[Data records]
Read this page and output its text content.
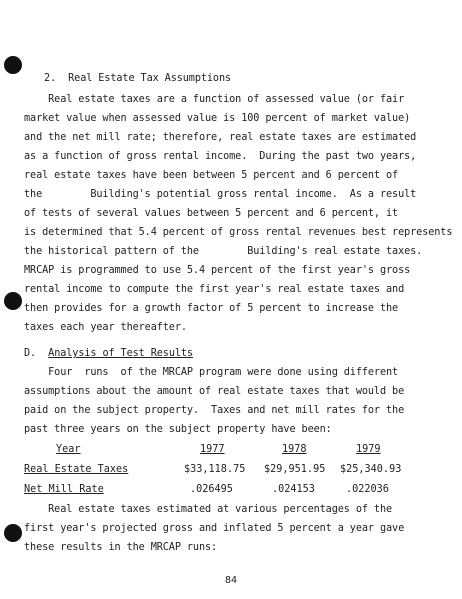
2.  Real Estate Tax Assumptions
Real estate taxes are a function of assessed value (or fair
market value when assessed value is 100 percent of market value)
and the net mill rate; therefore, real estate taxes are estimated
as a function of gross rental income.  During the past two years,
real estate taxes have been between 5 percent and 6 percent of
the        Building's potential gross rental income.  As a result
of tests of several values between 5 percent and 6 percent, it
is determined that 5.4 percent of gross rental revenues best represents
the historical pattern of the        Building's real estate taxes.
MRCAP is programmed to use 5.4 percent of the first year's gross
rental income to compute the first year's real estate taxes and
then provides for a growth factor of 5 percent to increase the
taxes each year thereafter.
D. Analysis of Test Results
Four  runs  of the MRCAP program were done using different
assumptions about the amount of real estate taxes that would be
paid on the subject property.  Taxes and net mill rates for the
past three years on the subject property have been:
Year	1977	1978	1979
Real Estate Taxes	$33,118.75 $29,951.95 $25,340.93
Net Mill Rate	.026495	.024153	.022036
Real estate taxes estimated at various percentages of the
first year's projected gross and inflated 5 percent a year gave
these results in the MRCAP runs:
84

Given task — Quote the listing above in full, except for the pictures.

Worked solution —
Read this page and output its text content.
2.  Real Estate Tax Assumptions
Real estate taxes are a function of assessed value (or fair
market value when assessed value is 100 percent of market value)
and the net mill rate; therefore, real estate taxes are estimated
as a function of gross rental income.  During the past two years,
real estate taxes have been between 5 percent and 6 percent of
the        Building's potential gross rental income.  As a result
of tests of several values between 5 percent and 6 percent, it
is determined that 5.4 percent of gross rental revenues best represents
the historical pattern of the        Building's real estate taxes.
MRCAP is programmed to use 5.4 percent of the first year's gross
rental income to compute the first year's real estate taxes and
then provides for a growth factor of 5 percent to increase the
taxes each year thereafter.
D. Analysis of Test Results
Four  runs  of the MRCAP program were done using different
assumptions about the amount of real estate taxes that would be
paid on the subject property.  Taxes and net mill rates for the
past three years on the subject property have been:
Year	1977	1978	1979
Real Estate Taxes	$33,118.75 $29,951.95 $25,340.93
Net Mill Rate	.026495	.024153	.022036
Real estate taxes estimated at various percentages of the
first year's projected gross and inflated 5 percent a year gave
these results in the MRCAP runs:
84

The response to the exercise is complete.